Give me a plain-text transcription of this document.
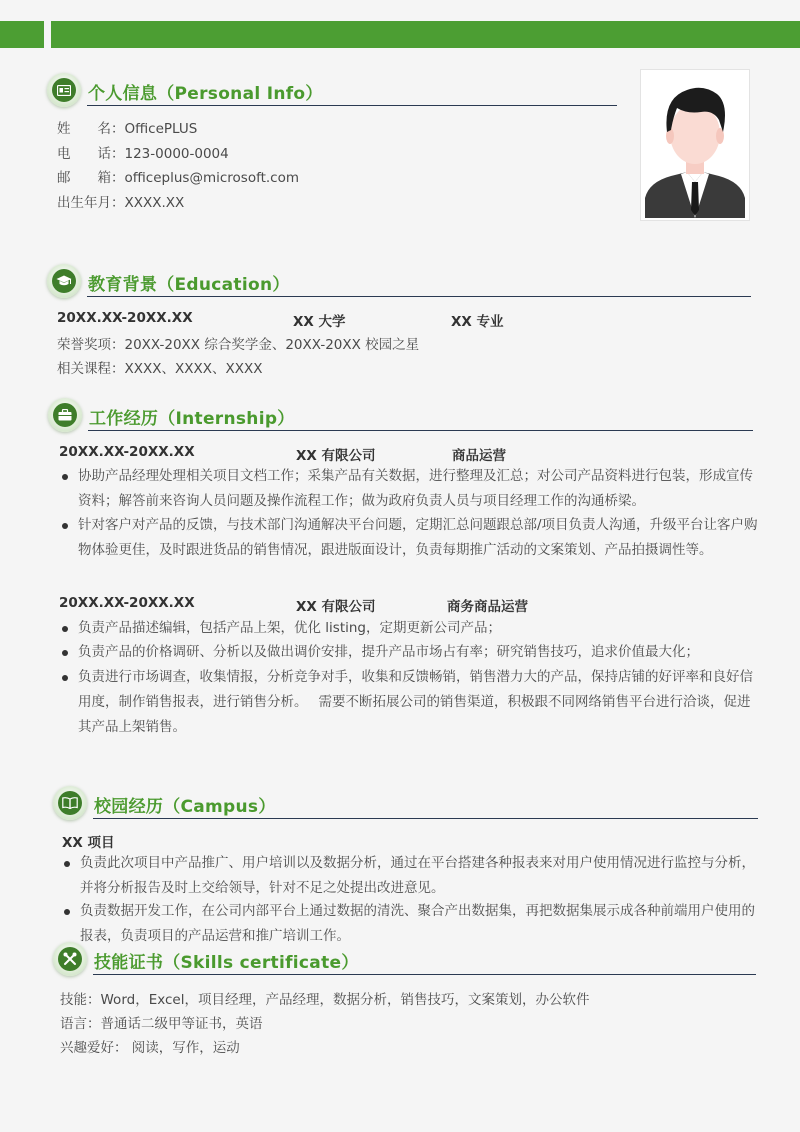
个人信息（Personal Info）
姓　　名：OfficePLUS
电　　话：123-0000-0004
邮　　箱：officeplus@microsoft.com
出生年月：XXXX.XX
教育背景（Education）
20XX.XX-20XX.XX	XX 大学	XX 专业
荣誉奖项：20XX-20XX 综合奖学金、20XX-20XX 校园之星
相关课程：XXXX、XXXX、XXXX
工作经历（Internship）
20XX.XX-20XX.XX	XX 有限公司	商品运营
协助产品经理处理相关项目文档工作；采集产品有关数据，进行整理及汇总；对公司产品资料进行包装，形成宣传资料；解答前来咨询人员问题及操作流程工作；做为政府负责人员与项目经理工作的沟通桥梁。
针对客户对产品的反馈，与技术部门沟通解决平台问题，定期汇总问题跟总部/项目负责人沟通，升级平台让客户购物体验更佳，及时跟进货品的销售情况，跟进版面设计，负责每期推广活动的文案策划、产品拍摄调性等。
20XX.XX-20XX.XX	XX 有限公司	商务商品运营
负责产品描述编辑，包括产品上架，优化 listing，定期更新公司产品；
负责产品的价格调研、分析以及做出调价安排，提升产品市场占有率；研究销售技巧，追求价值最大化；
负责进行市场调查，收集情报，分析竞争对手，收集和反馈畅销，销售潜力大的产品，保持店铺的好评率和良好信用度，制作销售报表，进行销售分析。　 需要不断拓展公司的销售渠道，积极跟不同网络销售平台进行洽谈，促进其产品上架销售。
校园经历（Campus）
XX 项目
负责此次项目中产品推广、用户培训以及数据分析，通过在平台搭建各种报表来对用户使用情况进行监控与分析，并将分析报告及时上交给领导，针对不足之处提出改进意见。
负责数据开发工作，在公司内部平台上通过数据的清洗、聚合产出数据集，再把数据集展示成各种前端用户使用的报表，负责项目的产品运营和推广培训工作。
技能证书（Skills certificate）
技能：Word，Excel，项目经理，产品经理，数据分析，销售技巧，文案策划，办公软件
语言：普通话二级甲等证书，英语
兴趣爱好： 阅读，写作，运动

__DO THIS__: Quote the records in full and exactly; skip any image.

__WRITTEN REPLY__:
Give me a plain-text transcription of this document.
个人信息（Personal Info）
姓　　名：OfficePLUS
电　　话：123-0000-0004
邮　　箱：officeplus@microsoft.com
出生年月：XXXX.XX
教育背景（Education）
20XX.XX-20XX.XX	XX 大学	XX 专业
荣誉奖项：20XX-20XX 综合奖学金、20XX-20XX 校园之星
相关课程：XXXX、XXXX、XXXX
工作经历（Internship）
20XX.XX-20XX.XX	XX 有限公司	商品运营
协助产品经理处理相关项目文档工作；采集产品有关数据，进行整理及汇总；对公司产品资料进行包装，形成宣传资料；解答前来咨询人员问题及操作流程工作；做为政府负责人员与项目经理工作的沟通桥梁。
针对客户对产品的反馈，与技术部门沟通解决平台问题，定期汇总问题跟总部/项目负责人沟通，升级平台让客户购物体验更佳，及时跟进货品的销售情况，跟进版面设计，负责每期推广活动的文案策划、产品拍摄调性等。
20XX.XX-20XX.XX	XX 有限公司	商务商品运营
负责产品描述编辑，包括产品上架，优化 listing，定期更新公司产品；
负责产品的价格调研、分析以及做出调价安排，提升产品市场占有率；研究销售技巧，追求价值最大化；
负责进行市场调查，收集情报，分析竞争对手，收集和反馈畅销，销售潜力大的产品，保持店铺的好评率和良好信用度，制作销售报表，进行销售分析。　 需要不断拓展公司的销售渠道，积极跟不同网络销售平台进行洽谈，促进其产品上架销售。
校园经历（Campus）
XX 项目
负责此次项目中产品推广、用户培训以及数据分析，通过在平台搭建各种报表来对用户使用情况进行监控与分析，并将分析报告及时上交给领导，针对不足之处提出改进意见。
负责数据开发工作，在公司内部平台上通过数据的清洗、聚合产出数据集，再把数据集展示成各种前端用户使用的报表，负责项目的产品运营和推广培训工作。
技能证书（Skills certificate）
技能：Word，Excel，项目经理，产品经理，数据分析，销售技巧，文案策划，办公软件
语言：普通话二级甲等证书，英语
兴趣爱好： 阅读，写作，运动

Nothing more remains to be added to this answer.